Out of the lines below, please list those that hold the string "rate".

^^^^^^^^

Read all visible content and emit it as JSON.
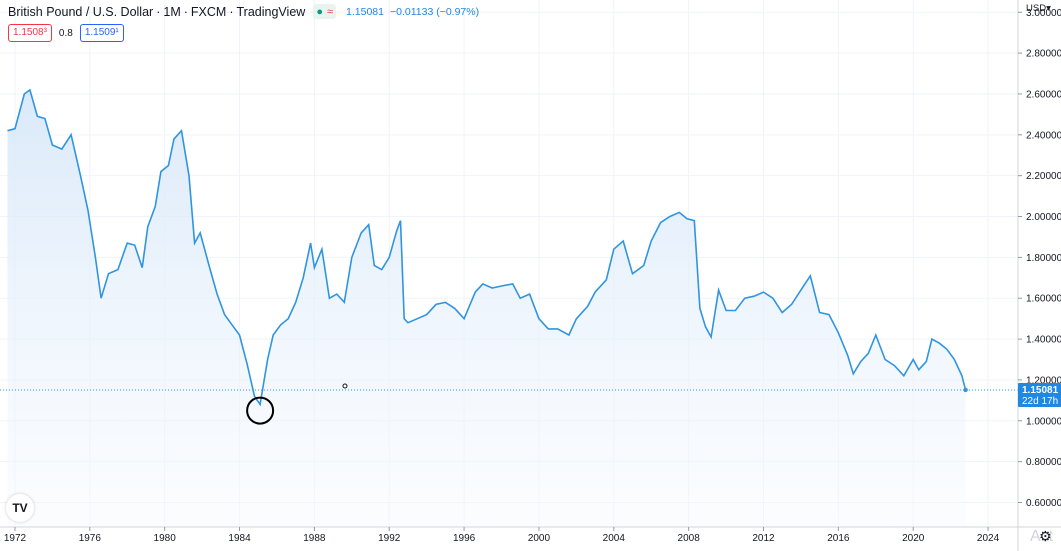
{
  "header": {
    "symbol": "British Pound / U.S. Dollar",
    "interval": "1M",
    "exchange": "FXCM",
    "source": "TradingView",
    "sep": "·",
    "slash_sep": "/",
    "status_dot": "●",
    "status_wave": "≈",
    "last_price": "1.15081",
    "change": "−0.01133 (−0.97%)"
  },
  "quote": {
    "bid": "1.1508³",
    "spread": "0.8",
    "ask": "1.1509¹"
  },
  "currency_label": "USD",
  "currency_arrow": "▾",
  "price_badge": {
    "value": "1.15081",
    "countdown": "22d 17h"
  },
  "logo_text": "TV",
  "watermark_text": "Act",
  "colors": {
    "line": "#2f95e0",
    "fill_top": "#dbe9f9",
    "grid": "#f0f3fa",
    "badge": "#1e88e5",
    "bid": "#f23645",
    "ask": "#2962ff",
    "accent": "#089981"
  },
  "icons": [
    "tradingview-logo-icon",
    "gear-icon",
    "status-dot-icon",
    "wave-icon"
  ],
  "chart_data": {
    "type": "area",
    "title": "British Pound / U.S. Dollar · 1M · FXCM · TradingView",
    "xlabel": "",
    "ylabel": "",
    "currency": "USD",
    "xlim": [
      1971.2,
      2025.6
    ],
    "ylim": [
      0.48,
      3.06
    ],
    "grid": true,
    "x_ticks": [
      "1972",
      "1976",
      "1980",
      "1984",
      "1988",
      "1992",
      "1996",
      "2000",
      "2004",
      "2008",
      "2012",
      "2016",
      "2020",
      "2024"
    ],
    "y_ticks": [
      "0.600000",
      "0.800000",
      "1.000000",
      "1.200000",
      "1.400000",
      "1.600000",
      "1.800000",
      "2.000000",
      "2.200000",
      "2.400000",
      "2.600000",
      "2.800000",
      "3.000000"
    ],
    "last_value": 1.15081,
    "highlighted_low": {
      "x": 1985.1,
      "y": 1.05
    },
    "series": [
      {
        "x": [
          1971.6,
          1972.0,
          1972.5,
          1972.8,
          1973.2,
          1973.6,
          1974.0,
          1974.5,
          1975.0,
          1975.5,
          1975.9,
          1976.3,
          1976.6,
          1977.0,
          1977.5,
          1978.0,
          1978.4,
          1978.8,
          1979.1,
          1979.5,
          1979.8,
          1980.2,
          1980.5,
          1980.9,
          1981.3,
          1981.6,
          1981.9,
          1982.4,
          1982.8,
          1983.2,
          1983.6,
          1984.0,
          1984.4,
          1984.8,
          1985.1,
          1985.5,
          1985.8,
          1986.2,
          1986.6,
          1987.0,
          1987.4,
          1987.8,
          1988.0,
          1988.4,
          1988.8,
          1989.2,
          1989.6,
          1990.0,
          1990.5,
          1990.9,
          1991.2,
          1991.6,
          1992.0,
          1992.4,
          1992.6,
          1992.8,
          1993.0,
          1993.5,
          1994.0,
          1994.5,
          1995.0,
          1995.5,
          1996.0,
          1996.6,
          1997.0,
          1997.5,
          1998.0,
          1998.6,
          1999.0,
          1999.5,
          2000.0,
          2000.5,
          2001.0,
          2001.6,
          2002.0,
          2002.6,
          2003.0,
          2003.6,
          2004.0,
          2004.5,
          2005.0,
          2005.6,
          2006.0,
          2006.5,
          2007.0,
          2007.5,
          2007.9,
          2008.3,
          2008.6,
          2008.9,
          2009.2,
          2009.6,
          2010.0,
          2010.5,
          2011.0,
          2011.5,
          2012.0,
          2012.5,
          2013.0,
          2013.5,
          2014.0,
          2014.5,
          2015.0,
          2015.5,
          2016.0,
          2016.5,
          2016.8,
          2017.2,
          2017.6,
          2018.0,
          2018.5,
          2019.0,
          2019.5,
          2020.0,
          2020.3,
          2020.7,
          2021.0,
          2021.4,
          2021.8,
          2022.2,
          2022.6,
          2022.8
        ],
        "y": [
          2.42,
          2.43,
          2.6,
          2.62,
          2.49,
          2.48,
          2.35,
          2.33,
          2.4,
          2.2,
          2.03,
          1.8,
          1.6,
          1.72,
          1.74,
          1.87,
          1.86,
          1.75,
          1.95,
          2.05,
          2.22,
          2.25,
          2.38,
          2.42,
          2.2,
          1.87,
          1.92,
          1.75,
          1.62,
          1.52,
          1.47,
          1.42,
          1.28,
          1.12,
          1.08,
          1.3,
          1.42,
          1.47,
          1.5,
          1.58,
          1.7,
          1.87,
          1.75,
          1.84,
          1.6,
          1.62,
          1.58,
          1.8,
          1.92,
          1.96,
          1.76,
          1.74,
          1.8,
          1.93,
          1.98,
          1.5,
          1.48,
          1.5,
          1.52,
          1.57,
          1.58,
          1.55,
          1.5,
          1.63,
          1.67,
          1.65,
          1.66,
          1.67,
          1.6,
          1.62,
          1.5,
          1.45,
          1.45,
          1.42,
          1.5,
          1.56,
          1.63,
          1.69,
          1.84,
          1.88,
          1.72,
          1.76,
          1.88,
          1.97,
          2.0,
          2.02,
          1.99,
          1.98,
          1.55,
          1.46,
          1.41,
          1.64,
          1.54,
          1.54,
          1.6,
          1.61,
          1.63,
          1.6,
          1.53,
          1.57,
          1.64,
          1.71,
          1.53,
          1.52,
          1.43,
          1.32,
          1.23,
          1.29,
          1.33,
          1.42,
          1.3,
          1.27,
          1.22,
          1.3,
          1.25,
          1.29,
          1.4,
          1.38,
          1.35,
          1.3,
          1.22,
          1.15
        ]
      }
    ]
  }
}
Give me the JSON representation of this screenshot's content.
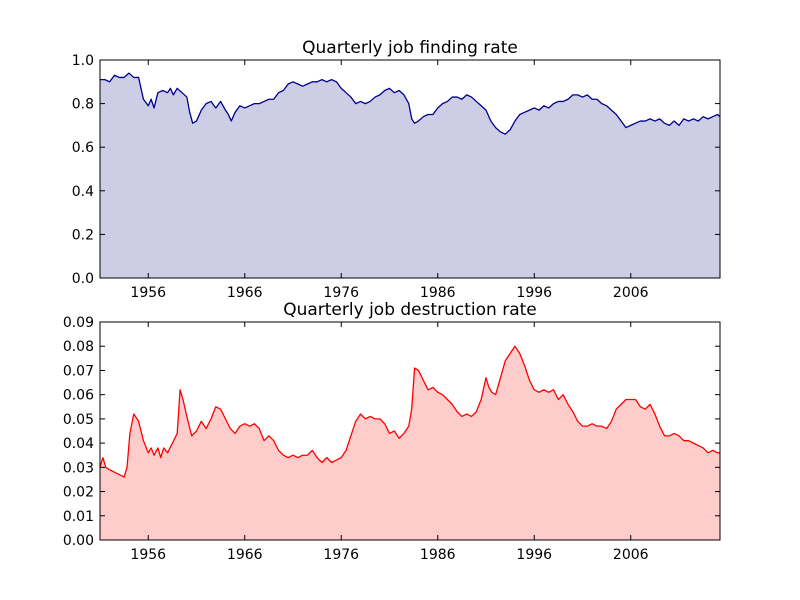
{
  "chart_data": [
    {
      "type": "area",
      "title": "Quarterly job finding rate",
      "xlabel": "",
      "ylabel": "",
      "xlim": [
        1951.0,
        2015.25
      ],
      "ylim": [
        0.0,
        1.0
      ],
      "x_ticks": [
        1956,
        1966,
        1976,
        1986,
        1996,
        2006
      ],
      "y_ticks": [
        "0.0",
        "0.2",
        "0.4",
        "0.6",
        "0.8",
        "1.0"
      ],
      "line_color": "#00008b",
      "fill_color": "#cdcde6",
      "grid": false,
      "legend": "none",
      "points": [
        [
          1951.0,
          0.91
        ],
        [
          1951.5,
          0.91
        ],
        [
          1952.0,
          0.9
        ],
        [
          1952.5,
          0.93
        ],
        [
          1953.0,
          0.92
        ],
        [
          1953.5,
          0.92
        ],
        [
          1954.0,
          0.94
        ],
        [
          1954.5,
          0.92
        ],
        [
          1955.0,
          0.92
        ],
        [
          1955.5,
          0.82
        ],
        [
          1956.0,
          0.79
        ],
        [
          1956.3,
          0.82
        ],
        [
          1956.6,
          0.78
        ],
        [
          1957.0,
          0.85
        ],
        [
          1957.5,
          0.86
        ],
        [
          1958.0,
          0.85
        ],
        [
          1958.3,
          0.87
        ],
        [
          1958.6,
          0.84
        ],
        [
          1959.0,
          0.87
        ],
        [
          1959.5,
          0.85
        ],
        [
          1960.0,
          0.83
        ],
        [
          1960.3,
          0.76
        ],
        [
          1960.6,
          0.71
        ],
        [
          1961.0,
          0.72
        ],
        [
          1961.5,
          0.77
        ],
        [
          1962.0,
          0.8
        ],
        [
          1962.5,
          0.81
        ],
        [
          1963.0,
          0.78
        ],
        [
          1963.5,
          0.81
        ],
        [
          1964.0,
          0.77
        ],
        [
          1964.3,
          0.75
        ],
        [
          1964.6,
          0.72
        ],
        [
          1965.0,
          0.76
        ],
        [
          1965.5,
          0.79
        ],
        [
          1966.0,
          0.78
        ],
        [
          1966.5,
          0.79
        ],
        [
          1967.0,
          0.8
        ],
        [
          1967.5,
          0.8
        ],
        [
          1968.0,
          0.81
        ],
        [
          1968.5,
          0.82
        ],
        [
          1969.0,
          0.82
        ],
        [
          1969.5,
          0.85
        ],
        [
          1970.0,
          0.86
        ],
        [
          1970.5,
          0.89
        ],
        [
          1971.0,
          0.9
        ],
        [
          1971.5,
          0.89
        ],
        [
          1972.0,
          0.88
        ],
        [
          1972.5,
          0.89
        ],
        [
          1973.0,
          0.9
        ],
        [
          1973.5,
          0.9
        ],
        [
          1974.0,
          0.91
        ],
        [
          1974.5,
          0.9
        ],
        [
          1975.0,
          0.91
        ],
        [
          1975.5,
          0.9
        ],
        [
          1976.0,
          0.87
        ],
        [
          1976.5,
          0.85
        ],
        [
          1977.0,
          0.83
        ],
        [
          1977.5,
          0.8
        ],
        [
          1978.0,
          0.81
        ],
        [
          1978.5,
          0.8
        ],
        [
          1979.0,
          0.81
        ],
        [
          1979.5,
          0.83
        ],
        [
          1980.0,
          0.84
        ],
        [
          1980.5,
          0.86
        ],
        [
          1981.0,
          0.87
        ],
        [
          1981.5,
          0.85
        ],
        [
          1982.0,
          0.86
        ],
        [
          1982.5,
          0.84
        ],
        [
          1983.0,
          0.8
        ],
        [
          1983.3,
          0.73
        ],
        [
          1983.6,
          0.71
        ],
        [
          1984.0,
          0.72
        ],
        [
          1984.5,
          0.74
        ],
        [
          1985.0,
          0.75
        ],
        [
          1985.5,
          0.75
        ],
        [
          1986.0,
          0.78
        ],
        [
          1986.5,
          0.8
        ],
        [
          1987.0,
          0.81
        ],
        [
          1987.5,
          0.83
        ],
        [
          1988.0,
          0.83
        ],
        [
          1988.5,
          0.82
        ],
        [
          1989.0,
          0.84
        ],
        [
          1989.5,
          0.83
        ],
        [
          1990.0,
          0.81
        ],
        [
          1990.5,
          0.79
        ],
        [
          1991.0,
          0.77
        ],
        [
          1991.5,
          0.72
        ],
        [
          1992.0,
          0.69
        ],
        [
          1992.5,
          0.67
        ],
        [
          1993.0,
          0.66
        ],
        [
          1993.5,
          0.68
        ],
        [
          1994.0,
          0.72
        ],
        [
          1994.5,
          0.75
        ],
        [
          1995.0,
          0.76
        ],
        [
          1995.5,
          0.77
        ],
        [
          1996.0,
          0.78
        ],
        [
          1996.5,
          0.77
        ],
        [
          1997.0,
          0.79
        ],
        [
          1997.5,
          0.78
        ],
        [
          1998.0,
          0.8
        ],
        [
          1998.5,
          0.81
        ],
        [
          1999.0,
          0.81
        ],
        [
          1999.5,
          0.82
        ],
        [
          2000.0,
          0.84
        ],
        [
          2000.5,
          0.84
        ],
        [
          2001.0,
          0.83
        ],
        [
          2001.5,
          0.84
        ],
        [
          2002.0,
          0.82
        ],
        [
          2002.5,
          0.82
        ],
        [
          2003.0,
          0.8
        ],
        [
          2003.5,
          0.79
        ],
        [
          2004.0,
          0.77
        ],
        [
          2004.5,
          0.75
        ],
        [
          2005.0,
          0.72
        ],
        [
          2005.5,
          0.69
        ],
        [
          2006.0,
          0.7
        ],
        [
          2006.5,
          0.71
        ],
        [
          2007.0,
          0.72
        ],
        [
          2007.5,
          0.72
        ],
        [
          2008.0,
          0.73
        ],
        [
          2008.5,
          0.72
        ],
        [
          2009.0,
          0.73
        ],
        [
          2009.5,
          0.71
        ],
        [
          2010.0,
          0.7
        ],
        [
          2010.5,
          0.72
        ],
        [
          2011.0,
          0.7
        ],
        [
          2011.5,
          0.73
        ],
        [
          2012.0,
          0.72
        ],
        [
          2012.5,
          0.73
        ],
        [
          2013.0,
          0.72
        ],
        [
          2013.5,
          0.74
        ],
        [
          2014.0,
          0.73
        ],
        [
          2014.5,
          0.74
        ],
        [
          2015.0,
          0.75
        ],
        [
          2015.25,
          0.74
        ]
      ]
    },
    {
      "type": "area",
      "title": "Quarterly job destruction rate",
      "xlabel": "",
      "ylabel": "",
      "xlim": [
        1951.0,
        2015.25
      ],
      "ylim": [
        0.0,
        0.09
      ],
      "x_ticks": [
        1956,
        1966,
        1976,
        1986,
        1996,
        2006
      ],
      "y_ticks": [
        "0.00",
        "0.01",
        "0.02",
        "0.03",
        "0.04",
        "0.05",
        "0.06",
        "0.07",
        "0.08",
        "0.09"
      ],
      "line_color": "#ff0000",
      "fill_color": "#ffcccc",
      "grid": false,
      "legend": "none",
      "points": [
        [
          1951.0,
          0.03
        ],
        [
          1951.3,
          0.034
        ],
        [
          1951.6,
          0.03
        ],
        [
          1952.0,
          0.029
        ],
        [
          1952.5,
          0.028
        ],
        [
          1953.0,
          0.027
        ],
        [
          1953.5,
          0.026
        ],
        [
          1953.8,
          0.03
        ],
        [
          1954.1,
          0.044
        ],
        [
          1954.5,
          0.052
        ],
        [
          1955.0,
          0.049
        ],
        [
          1955.5,
          0.041
        ],
        [
          1956.0,
          0.036
        ],
        [
          1956.3,
          0.038
        ],
        [
          1956.6,
          0.035
        ],
        [
          1957.0,
          0.038
        ],
        [
          1957.3,
          0.034
        ],
        [
          1957.6,
          0.038
        ],
        [
          1958.0,
          0.036
        ],
        [
          1958.5,
          0.04
        ],
        [
          1959.0,
          0.044
        ],
        [
          1959.3,
          0.062
        ],
        [
          1959.6,
          0.058
        ],
        [
          1960.0,
          0.051
        ],
        [
          1960.5,
          0.043
        ],
        [
          1961.0,
          0.045
        ],
        [
          1961.5,
          0.049
        ],
        [
          1962.0,
          0.046
        ],
        [
          1962.5,
          0.05
        ],
        [
          1963.0,
          0.055
        ],
        [
          1963.5,
          0.054
        ],
        [
          1964.0,
          0.05
        ],
        [
          1964.5,
          0.046
        ],
        [
          1965.0,
          0.044
        ],
        [
          1965.5,
          0.047
        ],
        [
          1966.0,
          0.048
        ],
        [
          1966.5,
          0.047
        ],
        [
          1967.0,
          0.048
        ],
        [
          1967.5,
          0.046
        ],
        [
          1968.0,
          0.041
        ],
        [
          1968.5,
          0.043
        ],
        [
          1969.0,
          0.041
        ],
        [
          1969.5,
          0.037
        ],
        [
          1970.0,
          0.035
        ],
        [
          1970.5,
          0.034
        ],
        [
          1971.0,
          0.035
        ],
        [
          1971.5,
          0.034
        ],
        [
          1972.0,
          0.035
        ],
        [
          1972.5,
          0.035
        ],
        [
          1973.0,
          0.037
        ],
        [
          1973.5,
          0.034
        ],
        [
          1974.0,
          0.032
        ],
        [
          1974.5,
          0.034
        ],
        [
          1975.0,
          0.032
        ],
        [
          1975.5,
          0.033
        ],
        [
          1976.0,
          0.034
        ],
        [
          1976.5,
          0.037
        ],
        [
          1977.0,
          0.043
        ],
        [
          1977.5,
          0.049
        ],
        [
          1978.0,
          0.052
        ],
        [
          1978.5,
          0.05
        ],
        [
          1979.0,
          0.051
        ],
        [
          1979.5,
          0.05
        ],
        [
          1980.0,
          0.05
        ],
        [
          1980.5,
          0.048
        ],
        [
          1981.0,
          0.044
        ],
        [
          1981.5,
          0.045
        ],
        [
          1982.0,
          0.042
        ],
        [
          1982.5,
          0.044
        ],
        [
          1983.0,
          0.047
        ],
        [
          1983.3,
          0.054
        ],
        [
          1983.6,
          0.071
        ],
        [
          1984.0,
          0.07
        ],
        [
          1984.5,
          0.066
        ],
        [
          1985.0,
          0.062
        ],
        [
          1985.5,
          0.063
        ],
        [
          1986.0,
          0.061
        ],
        [
          1986.5,
          0.06
        ],
        [
          1987.0,
          0.058
        ],
        [
          1987.5,
          0.056
        ],
        [
          1988.0,
          0.053
        ],
        [
          1988.5,
          0.051
        ],
        [
          1989.0,
          0.052
        ],
        [
          1989.5,
          0.051
        ],
        [
          1990.0,
          0.053
        ],
        [
          1990.5,
          0.058
        ],
        [
          1991.0,
          0.067
        ],
        [
          1991.3,
          0.063
        ],
        [
          1991.6,
          0.061
        ],
        [
          1992.0,
          0.06
        ],
        [
          1992.5,
          0.067
        ],
        [
          1993.0,
          0.074
        ],
        [
          1993.5,
          0.077
        ],
        [
          1994.0,
          0.08
        ],
        [
          1994.5,
          0.077
        ],
        [
          1995.0,
          0.072
        ],
        [
          1995.5,
          0.066
        ],
        [
          1996.0,
          0.062
        ],
        [
          1996.5,
          0.061
        ],
        [
          1997.0,
          0.062
        ],
        [
          1997.5,
          0.061
        ],
        [
          1998.0,
          0.062
        ],
        [
          1998.5,
          0.058
        ],
        [
          1999.0,
          0.06
        ],
        [
          1999.5,
          0.056
        ],
        [
          2000.0,
          0.053
        ],
        [
          2000.5,
          0.049
        ],
        [
          2001.0,
          0.047
        ],
        [
          2001.5,
          0.047
        ],
        [
          2002.0,
          0.048
        ],
        [
          2002.5,
          0.047
        ],
        [
          2003.0,
          0.047
        ],
        [
          2003.5,
          0.046
        ],
        [
          2004.0,
          0.049
        ],
        [
          2004.5,
          0.054
        ],
        [
          2005.0,
          0.056
        ],
        [
          2005.5,
          0.058
        ],
        [
          2006.0,
          0.058
        ],
        [
          2006.5,
          0.058
        ],
        [
          2007.0,
          0.055
        ],
        [
          2007.5,
          0.054
        ],
        [
          2008.0,
          0.056
        ],
        [
          2008.5,
          0.052
        ],
        [
          2009.0,
          0.047
        ],
        [
          2009.5,
          0.043
        ],
        [
          2010.0,
          0.043
        ],
        [
          2010.5,
          0.044
        ],
        [
          2011.0,
          0.043
        ],
        [
          2011.5,
          0.041
        ],
        [
          2012.0,
          0.041
        ],
        [
          2012.5,
          0.04
        ],
        [
          2013.0,
          0.039
        ],
        [
          2013.5,
          0.038
        ],
        [
          2014.0,
          0.036
        ],
        [
          2014.5,
          0.037
        ],
        [
          2015.0,
          0.036
        ],
        [
          2015.25,
          0.036
        ]
      ]
    }
  ]
}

^^^^^^^^

### WORKED SOLUTION
      "title": "Quarterly job finding rate",
      "title": "Quarterly job destruction rate",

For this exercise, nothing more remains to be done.